--- Short task 1 ---
How long had it been since Jason Kragt's last ZSR before this episode, according to the forum thread about zero second recordings?

--- Extracted text ---
****************

# They're back!!! (ZSRs in L273, that is.)



## Jason Kragt (Dec 20, 2002)

At first I thought it was a fluke, but I'm getting zero second recordings again. There have been three of them so far, all from satellite-delivered channels (not OTA). Before this episode, it must have been about six months since my last ZSR. 

Signal strengths are all good. I haven't made any changes. The only change that I have identified so far is L273. I forced a reboot a couple of times. Maybe that will help. The sad part is that I was beginning to depend on my 921 to record reliably again. This really sucks!


----------



## leemathre (Sep 25, 2003)

I also have seen ZSR's since L273 but only on my HEED model. I had never had a ZSR before on either 921 and I have been using a 921 since January of 2004.


----------



## nitram22 (Jun 10, 2004)

leemathre said:


> I also have seen ZSR's since L273 but only on my HEED model. I had never had a ZSR before on either 921 and I have been using a 921 since January of 2004.

****************

--- Entries supplied ---
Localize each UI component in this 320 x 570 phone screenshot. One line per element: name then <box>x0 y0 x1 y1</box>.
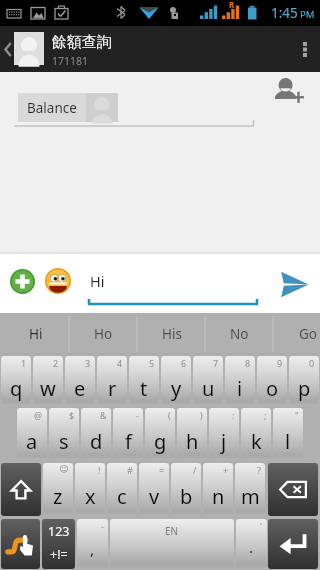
staticText: His <box>162 325 182 343</box>
button[interactable]: + <box>203 463 233 516</box>
button[interactable]: Space <box>110 519 234 569</box>
button[interactable]: / <box>171 463 201 516</box>
staticText: m <box>241 483 260 510</box>
button[interactable]: More options <box>290 26 320 72</box>
staticText: & <box>100 409 107 421</box>
button[interactable]: Send <box>272 262 316 306</box>
staticText: q <box>10 375 23 402</box>
button[interactable]: Enter <box>268 519 318 569</box>
staticText: No <box>230 325 249 343</box>
staticText: s <box>59 428 69 455</box>
button[interactable]: - <box>113 408 143 460</box>
staticText: Go <box>299 325 317 343</box>
button[interactable]: - <box>77 519 108 569</box>
button[interactable]: Hi <box>2 313 69 355</box>
staticText: w <box>40 375 56 402</box>
staticText: - <box>136 409 139 421</box>
staticText: e <box>74 375 86 402</box>
button[interactable]: Attach <box>10 269 35 294</box>
staticText: Hi <box>90 271 105 291</box>
staticText: R <box>229 0 235 10</box>
staticText: l <box>285 428 291 455</box>
staticText: ; <box>264 409 267 421</box>
button[interactable]: 8 <box>225 356 255 406</box>
button[interactable]: & <box>81 408 111 460</box>
button[interactable]: ? <box>235 463 265 516</box>
button[interactable]: Ho <box>70 313 137 355</box>
button[interactable]: ! <box>75 463 105 516</box>
staticText: v <box>149 483 160 510</box>
button[interactable]: : <box>209 408 239 460</box>
button[interactable]: Gesture input <box>1 519 40 569</box>
button[interactable]: Shift <box>1 463 41 516</box>
button[interactable]: $ <box>49 408 79 460</box>
staticText: d <box>90 428 103 455</box>
staticText: 171181 <box>52 54 89 68</box>
button[interactable]: 5 <box>129 356 159 406</box>
staticText: 9 <box>277 357 283 369</box>
staticText: 2 <box>53 357 59 369</box>
button[interactable]: Balance <box>18 93 118 122</box>
staticText: - <box>101 520 104 532</box>
button[interactable]: 9 <box>257 356 287 406</box>
staticText: ' <box>260 520 263 532</box>
button[interactable]: ' <box>236 519 267 569</box>
button[interactable]: " <box>273 408 303 460</box>
staticText: PM <box>300 8 315 21</box>
button[interactable]: ☺ <box>43 463 73 516</box>
button[interactable]: 0 <box>289 356 319 406</box>
staticText: o <box>266 375 279 402</box>
button[interactable]: ; <box>241 408 271 460</box>
button[interactable]: Go <box>274 313 320 355</box>
staticText: + <box>223 464 229 476</box>
staticText: Ho <box>94 325 113 343</box>
button[interactable]: Symbols <box>42 519 75 569</box>
staticText: Balance <box>27 99 77 117</box>
button[interactable]: 4 <box>97 356 127 406</box>
button[interactable]: Backspace <box>268 463 318 516</box>
staticText: EN <box>165 524 179 538</box>
button[interactable]: = <box>139 463 169 516</box>
button[interactable]: 1 <box>1 356 31 406</box>
button[interactable]: @ <box>17 408 47 460</box>
staticText: 5 <box>149 357 155 369</box>
button[interactable]: His <box>138 313 205 355</box>
staticText: 6 <box>181 357 187 369</box>
button[interactable]: Emoji <box>45 268 71 294</box>
button[interactable]: ) <box>177 408 207 460</box>
staticText: @ <box>34 409 43 421</box>
staticText: h <box>186 428 199 455</box>
staticText: ) <box>200 409 203 421</box>
staticText: : <box>232 409 235 421</box>
staticText: i <box>237 375 243 402</box>
staticText: n <box>212 483 225 510</box>
staticText: ! <box>98 464 101 476</box>
staticText: 1 <box>21 357 27 369</box>
button[interactable]: Add person <box>270 72 306 108</box>
button[interactable]: Back <box>0 26 15 72</box>
staticText: a <box>26 428 38 455</box>
staticText: ? <box>257 464 261 476</box>
button[interactable]: 3 <box>65 356 95 406</box>
staticText: k <box>251 428 262 455</box>
button[interactable]: 2 <box>33 356 63 406</box>
button[interactable]: 6 <box>161 356 191 406</box>
staticText: 0 <box>309 357 315 369</box>
staticText: c <box>117 483 127 510</box>
staticText: ☺ <box>59 464 69 474</box>
staticText: r <box>108 375 117 402</box>
staticText: j <box>221 428 227 455</box>
staticText: 4 <box>117 357 123 369</box>
button[interactable]: # <box>107 463 137 516</box>
button[interactable]: No <box>206 313 273 355</box>
staticText: 7 <box>213 357 219 369</box>
staticText: f <box>125 428 132 455</box>
button[interactable]: 7 <box>193 356 223 406</box>
button[interactable]: ( <box>145 408 175 460</box>
staticText: / <box>193 464 197 476</box>
staticText: g <box>154 428 167 455</box>
staticText: x <box>85 483 96 510</box>
staticText: p <box>298 375 311 402</box>
staticText: $ <box>69 409 75 421</box>
staticText: 餘額查詢 <box>52 33 112 52</box>
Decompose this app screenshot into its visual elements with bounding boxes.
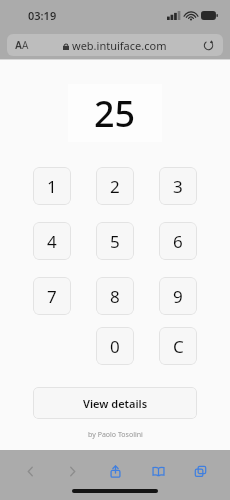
staticText: View details [83,396,148,411]
button[interactable]: 1 [33,167,71,205]
staticText: 0 [110,335,120,358]
staticText: 3 [173,175,183,198]
staticText: 25 [94,89,136,138]
button[interactable]: 8 [96,277,134,315]
staticText: C [173,335,184,358]
button[interactable]: 6 [159,222,197,260]
button[interactable]: 9 [159,277,197,315]
staticText: web.intuiface.com [72,38,167,53]
staticText: 9 [173,285,183,308]
button[interactable]: Forward [59,458,85,484]
button[interactable]: Share [102,458,128,484]
button[interactable]: 0 [96,327,134,365]
staticText: 𝐀A [15,38,29,52]
button[interactable]: Bookmarks [145,458,171,484]
button[interactable]: 𝐀A [7,34,223,56]
button[interactable]: 7 [33,277,71,315]
staticText: 4 [47,230,57,253]
staticText: 6 [173,230,183,253]
button[interactable]: 3 [159,167,197,205]
button[interactable]: 5 [96,222,134,260]
button[interactable]: View details [33,387,197,419]
staticText: 2 [110,175,120,198]
other: Reload [203,40,214,51]
staticText: 7 [47,285,57,308]
button[interactable]: Back [17,458,43,484]
button[interactable]: C [159,327,197,365]
staticText: 1 [47,175,57,198]
button[interactable]: 2 [96,167,134,205]
staticText: 8 [110,285,120,308]
staticText: by Paolo Tosolini [88,430,143,440]
staticText: 5 [110,230,120,253]
staticText: 03:19 [28,8,57,23]
button[interactable]: 4 [33,222,71,260]
button[interactable]: Tabs [187,458,213,484]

****************

--- Short task 2 ---
Copy the lines of the records between the one holding "staticText: His <box>162 325 182 343</box>" and the one holding "button[interactable]: 5 <box>129", inclusive, without any changes.

--- Worked answer 1 ---
About six months.

--- Worked answer 2 ---
staticText: His <box>162 325 182 343</box>
button[interactable]: + <box>203 463 233 516</box>
button[interactable]: Space <box>110 519 234 569</box>
button[interactable]: / <box>171 463 201 516</box>
staticText: m <box>241 483 260 510</box>
button[interactable]: More options <box>290 26 320 72</box>
staticText: & <box>100 409 107 421</box>
button[interactable]: Send <box>272 262 316 306</box>
staticText: q <box>10 375 23 402</box>
button[interactable]: Enter <box>268 519 318 569</box>
staticText: No <box>230 325 249 343</box>
staticText: s <box>59 428 69 455</box>
button[interactable]: - <box>113 408 143 460</box>
staticText: Go <box>299 325 317 343</box>
button[interactable]: - <box>77 519 108 569</box>
button[interactable]: Hi <box>2 313 69 355</box>
staticText: w <box>40 375 56 402</box>
staticText: - <box>136 409 139 421</box>
staticText: e <box>74 375 86 402</box>
button[interactable]: Attach <box>10 269 35 294</box>
staticText: Hi <box>90 271 105 291</box>
staticText: R <box>229 0 235 10</box>
staticText: l <box>285 428 291 455</box>
staticText: ; <box>264 409 267 421</box>
button[interactable]: 8 <box>225 356 255 406</box>
button[interactable]: & <box>81 408 111 460</box>
button[interactable]: ? <box>235 463 265 516</box>
button[interactable]: Ho <box>70 313 137 355</box>
button[interactable]: ! <box>75 463 105 516</box>
staticText: v <box>149 483 160 510</box>
button[interactable]: : <box>209 408 239 460</box>
button[interactable]: Gesture input <box>1 519 40 569</box>
button[interactable]: Shift <box>1 463 41 516</box>
button[interactable]: $ <box>49 408 79 460</box>
staticText: d <box>90 428 103 455</box>
staticText: 171181 <box>52 54 89 68</box>
button[interactable]: 5 <box>129 356 159 406</box>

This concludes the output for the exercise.